* start Input records *

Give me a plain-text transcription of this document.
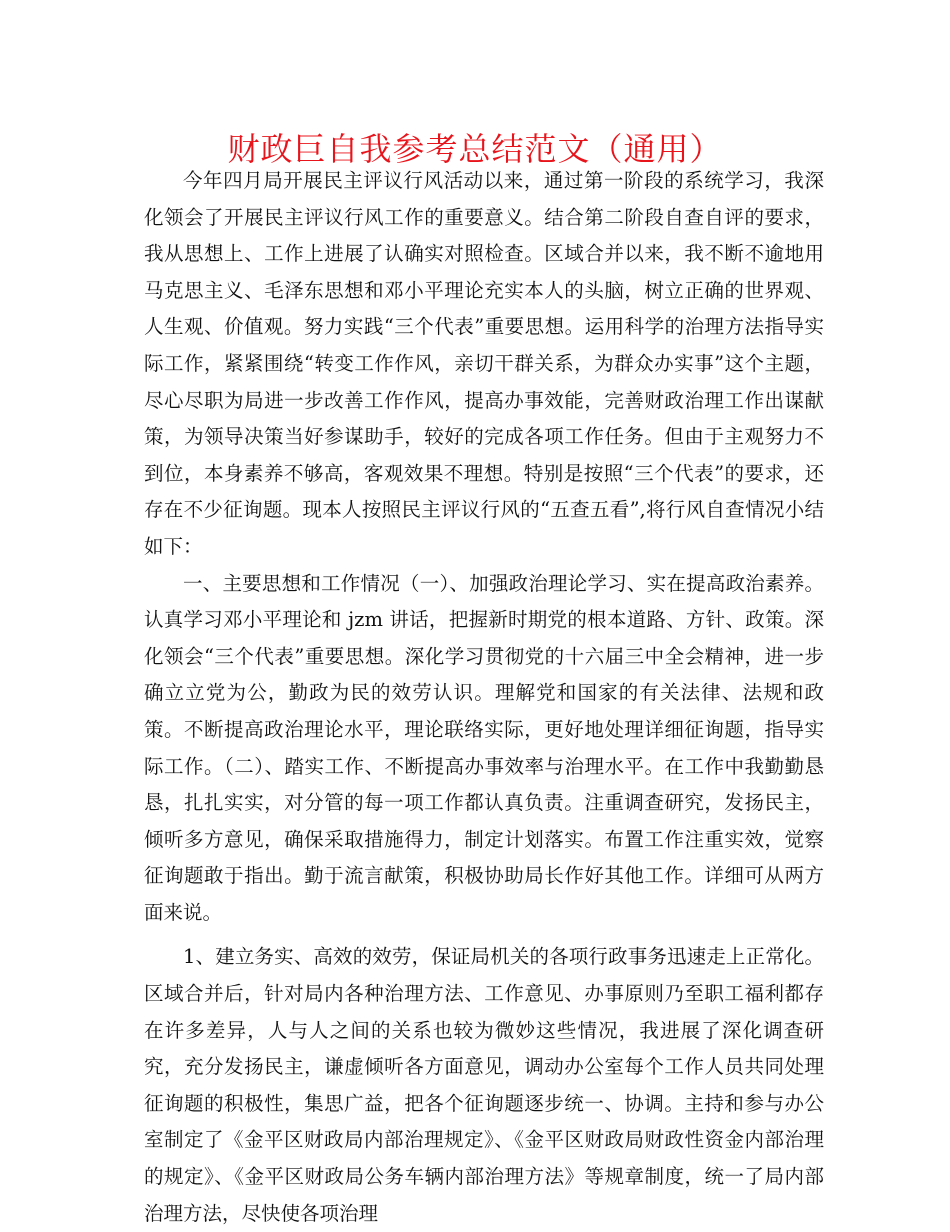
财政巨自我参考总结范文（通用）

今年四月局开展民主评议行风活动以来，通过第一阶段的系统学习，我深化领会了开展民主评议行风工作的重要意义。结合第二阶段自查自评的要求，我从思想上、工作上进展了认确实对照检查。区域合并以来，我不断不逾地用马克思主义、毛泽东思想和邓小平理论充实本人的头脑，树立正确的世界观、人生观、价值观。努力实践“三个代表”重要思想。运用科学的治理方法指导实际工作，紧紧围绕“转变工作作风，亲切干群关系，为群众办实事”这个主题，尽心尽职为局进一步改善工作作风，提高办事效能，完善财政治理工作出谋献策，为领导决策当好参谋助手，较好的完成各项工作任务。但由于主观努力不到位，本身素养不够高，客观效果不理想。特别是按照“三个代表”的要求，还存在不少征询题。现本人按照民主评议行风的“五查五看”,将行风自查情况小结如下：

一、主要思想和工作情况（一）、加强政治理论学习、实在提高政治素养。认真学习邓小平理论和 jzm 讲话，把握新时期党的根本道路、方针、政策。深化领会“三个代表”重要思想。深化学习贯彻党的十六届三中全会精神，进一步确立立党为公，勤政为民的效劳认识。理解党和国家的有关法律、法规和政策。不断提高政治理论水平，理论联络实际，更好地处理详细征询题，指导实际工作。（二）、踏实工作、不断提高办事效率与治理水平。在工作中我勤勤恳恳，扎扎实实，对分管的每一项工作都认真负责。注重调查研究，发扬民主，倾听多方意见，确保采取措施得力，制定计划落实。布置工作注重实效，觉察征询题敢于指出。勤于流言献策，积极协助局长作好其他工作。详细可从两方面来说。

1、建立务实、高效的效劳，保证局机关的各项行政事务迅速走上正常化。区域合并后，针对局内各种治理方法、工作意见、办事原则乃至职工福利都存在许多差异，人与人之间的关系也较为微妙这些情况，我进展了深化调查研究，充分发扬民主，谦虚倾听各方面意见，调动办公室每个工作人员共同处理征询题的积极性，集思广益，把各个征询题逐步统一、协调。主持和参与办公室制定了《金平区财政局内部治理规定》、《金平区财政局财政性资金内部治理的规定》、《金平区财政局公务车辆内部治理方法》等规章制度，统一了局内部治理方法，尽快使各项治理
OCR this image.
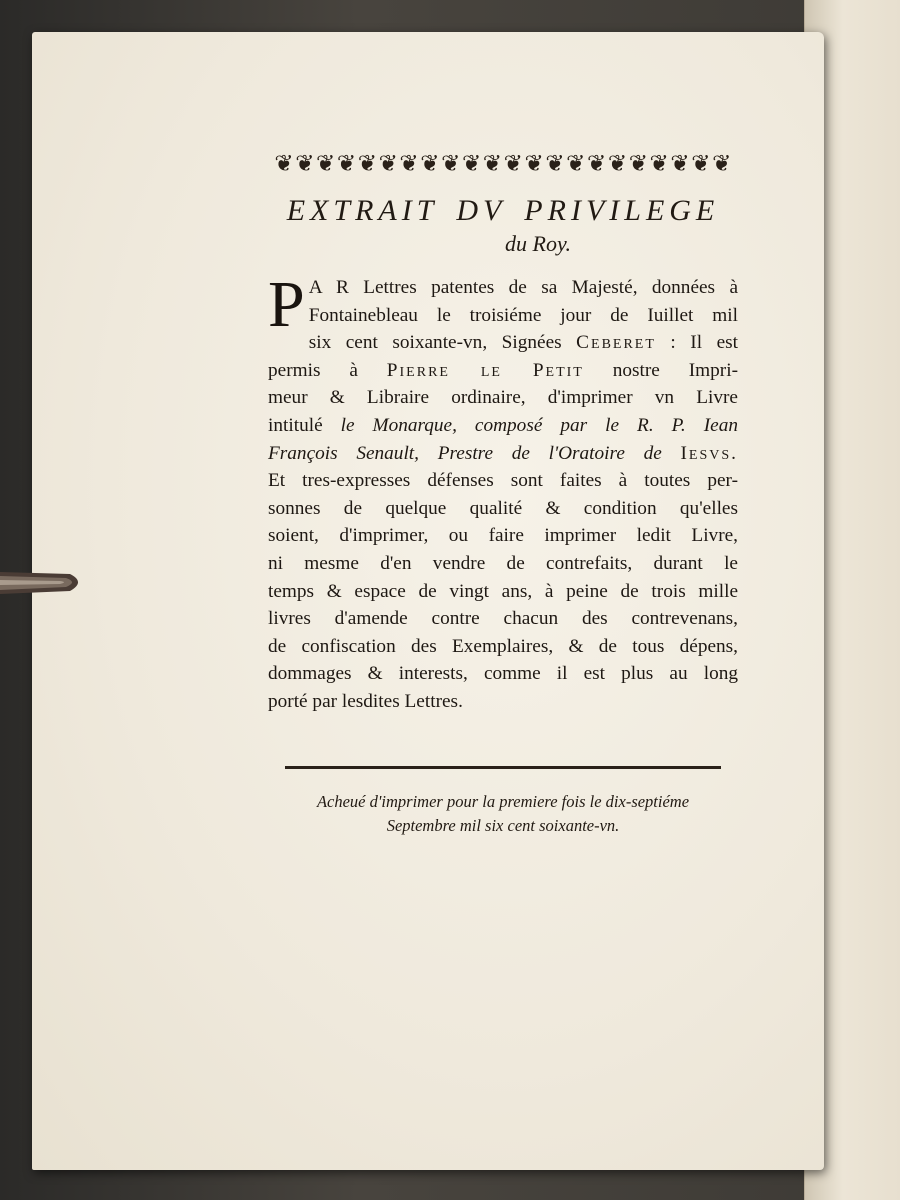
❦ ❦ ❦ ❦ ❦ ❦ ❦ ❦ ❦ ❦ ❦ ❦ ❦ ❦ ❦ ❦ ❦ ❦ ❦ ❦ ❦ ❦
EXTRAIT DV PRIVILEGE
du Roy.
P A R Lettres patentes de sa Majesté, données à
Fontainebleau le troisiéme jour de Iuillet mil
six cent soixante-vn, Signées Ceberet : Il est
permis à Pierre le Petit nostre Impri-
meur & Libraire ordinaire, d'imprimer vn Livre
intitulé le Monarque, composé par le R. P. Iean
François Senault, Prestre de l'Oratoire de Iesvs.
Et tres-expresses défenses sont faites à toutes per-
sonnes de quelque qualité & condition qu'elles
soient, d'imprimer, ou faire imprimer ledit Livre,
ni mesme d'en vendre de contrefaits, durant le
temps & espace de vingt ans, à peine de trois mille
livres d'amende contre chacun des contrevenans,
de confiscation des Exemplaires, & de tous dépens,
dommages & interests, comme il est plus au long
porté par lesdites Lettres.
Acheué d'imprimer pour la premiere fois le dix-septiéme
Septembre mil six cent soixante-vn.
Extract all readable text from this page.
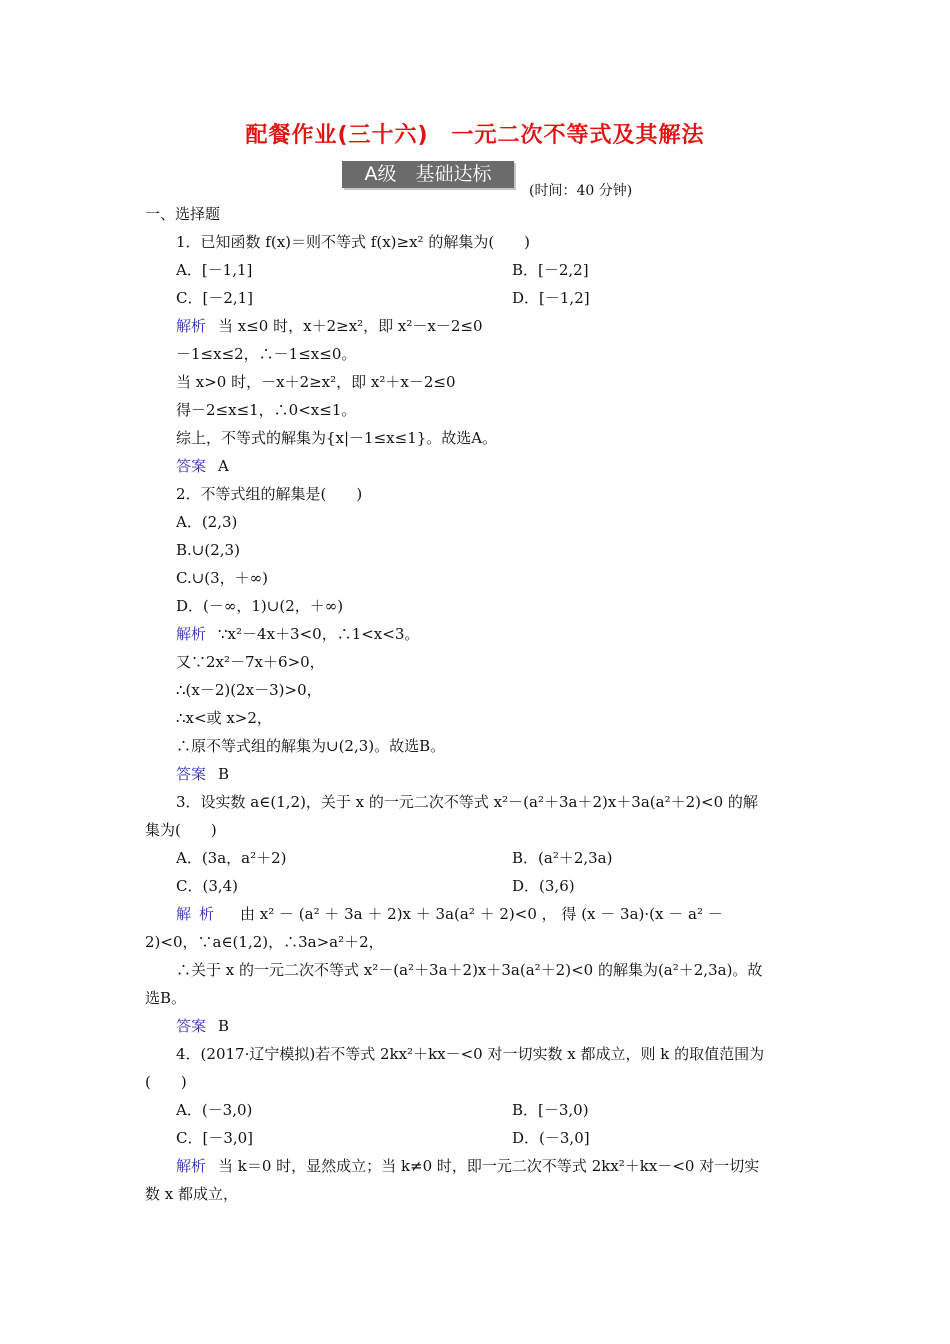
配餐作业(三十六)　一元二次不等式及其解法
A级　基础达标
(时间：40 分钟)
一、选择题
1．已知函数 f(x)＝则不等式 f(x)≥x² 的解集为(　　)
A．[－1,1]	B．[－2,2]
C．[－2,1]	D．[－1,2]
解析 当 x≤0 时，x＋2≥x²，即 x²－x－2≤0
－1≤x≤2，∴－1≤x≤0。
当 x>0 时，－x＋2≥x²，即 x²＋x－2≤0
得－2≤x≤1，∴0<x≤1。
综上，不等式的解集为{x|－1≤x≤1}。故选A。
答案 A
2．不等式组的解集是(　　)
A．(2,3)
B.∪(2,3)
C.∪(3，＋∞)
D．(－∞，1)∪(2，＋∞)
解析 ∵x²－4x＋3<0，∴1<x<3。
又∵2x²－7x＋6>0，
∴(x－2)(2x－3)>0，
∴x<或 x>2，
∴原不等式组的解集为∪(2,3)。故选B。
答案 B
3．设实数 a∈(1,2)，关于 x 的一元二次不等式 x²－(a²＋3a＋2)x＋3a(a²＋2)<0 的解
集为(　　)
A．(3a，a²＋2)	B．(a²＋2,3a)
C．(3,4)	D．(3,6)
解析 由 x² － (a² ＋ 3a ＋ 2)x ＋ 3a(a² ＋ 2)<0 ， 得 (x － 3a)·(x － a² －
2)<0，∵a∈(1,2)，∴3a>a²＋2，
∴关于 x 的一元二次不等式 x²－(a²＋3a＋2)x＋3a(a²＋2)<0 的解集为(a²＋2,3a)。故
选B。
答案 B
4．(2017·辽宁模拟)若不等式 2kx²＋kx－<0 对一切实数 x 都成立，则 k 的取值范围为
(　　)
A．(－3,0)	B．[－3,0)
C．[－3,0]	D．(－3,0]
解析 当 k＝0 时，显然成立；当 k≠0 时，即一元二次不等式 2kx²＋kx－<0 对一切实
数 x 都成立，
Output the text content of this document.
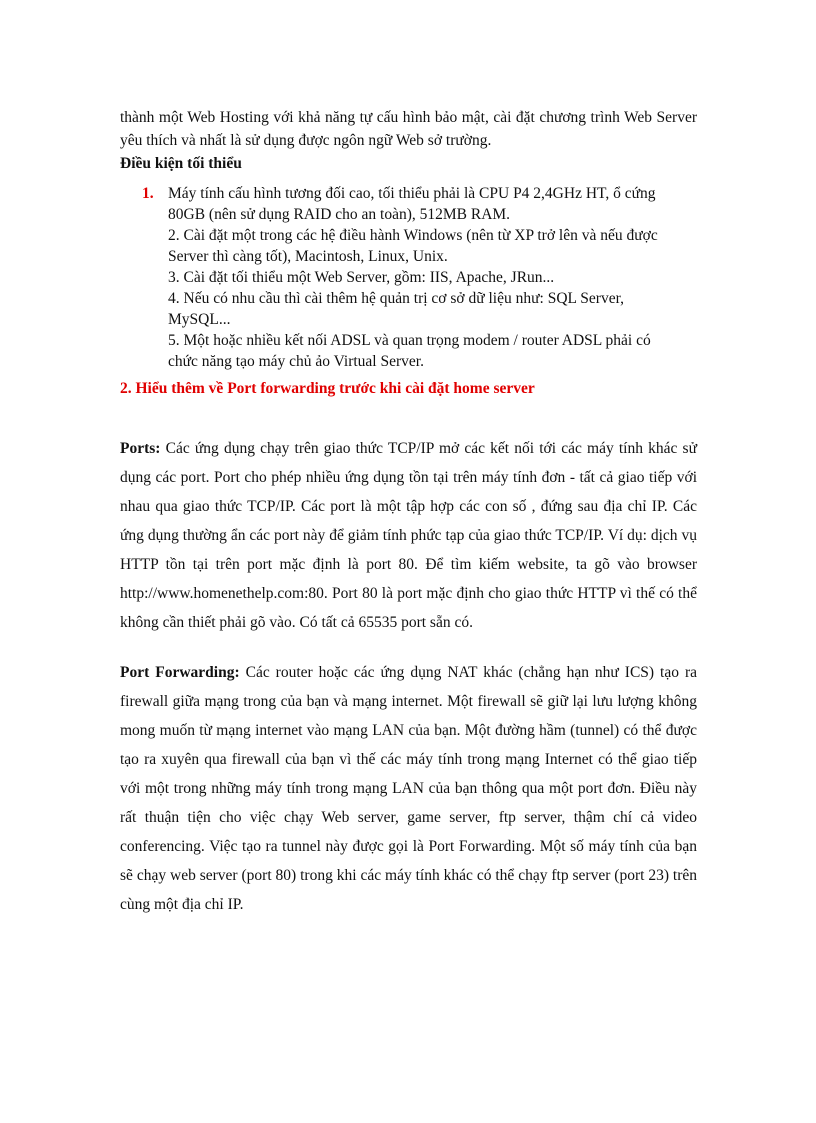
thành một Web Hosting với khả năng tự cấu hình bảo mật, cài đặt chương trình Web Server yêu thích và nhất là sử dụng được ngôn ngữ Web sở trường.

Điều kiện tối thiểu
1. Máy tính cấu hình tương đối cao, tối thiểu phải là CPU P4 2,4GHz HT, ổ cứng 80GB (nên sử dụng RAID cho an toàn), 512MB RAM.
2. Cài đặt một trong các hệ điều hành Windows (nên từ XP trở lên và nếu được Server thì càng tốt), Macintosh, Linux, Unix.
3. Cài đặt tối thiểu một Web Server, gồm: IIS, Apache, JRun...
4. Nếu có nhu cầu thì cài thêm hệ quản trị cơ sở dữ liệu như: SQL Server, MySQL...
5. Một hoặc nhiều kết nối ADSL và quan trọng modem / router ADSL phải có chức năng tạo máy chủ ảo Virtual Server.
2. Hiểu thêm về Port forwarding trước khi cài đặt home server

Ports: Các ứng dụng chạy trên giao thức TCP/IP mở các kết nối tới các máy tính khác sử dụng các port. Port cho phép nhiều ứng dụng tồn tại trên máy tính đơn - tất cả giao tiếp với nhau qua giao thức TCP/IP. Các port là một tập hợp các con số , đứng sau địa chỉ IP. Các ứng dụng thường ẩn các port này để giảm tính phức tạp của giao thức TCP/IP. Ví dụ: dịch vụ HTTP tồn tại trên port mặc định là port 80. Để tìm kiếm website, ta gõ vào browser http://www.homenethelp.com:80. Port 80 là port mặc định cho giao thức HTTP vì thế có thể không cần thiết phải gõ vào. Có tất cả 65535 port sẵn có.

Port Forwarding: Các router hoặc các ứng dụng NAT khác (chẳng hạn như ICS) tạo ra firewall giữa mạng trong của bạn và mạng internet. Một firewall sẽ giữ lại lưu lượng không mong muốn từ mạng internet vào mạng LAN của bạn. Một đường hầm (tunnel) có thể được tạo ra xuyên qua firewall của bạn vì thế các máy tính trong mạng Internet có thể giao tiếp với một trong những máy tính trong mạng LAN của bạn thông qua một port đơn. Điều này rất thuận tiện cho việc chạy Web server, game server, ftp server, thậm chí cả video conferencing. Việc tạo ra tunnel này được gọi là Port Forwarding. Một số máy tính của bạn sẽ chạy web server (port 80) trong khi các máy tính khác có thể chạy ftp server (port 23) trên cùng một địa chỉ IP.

* end Input records *

Which lines of the material contain the string "soixante"? List each of them.

* **Written solution**
six cent soixante-vn, Signées Ceberet : Il est
Septembre mil six cent soixante-vn.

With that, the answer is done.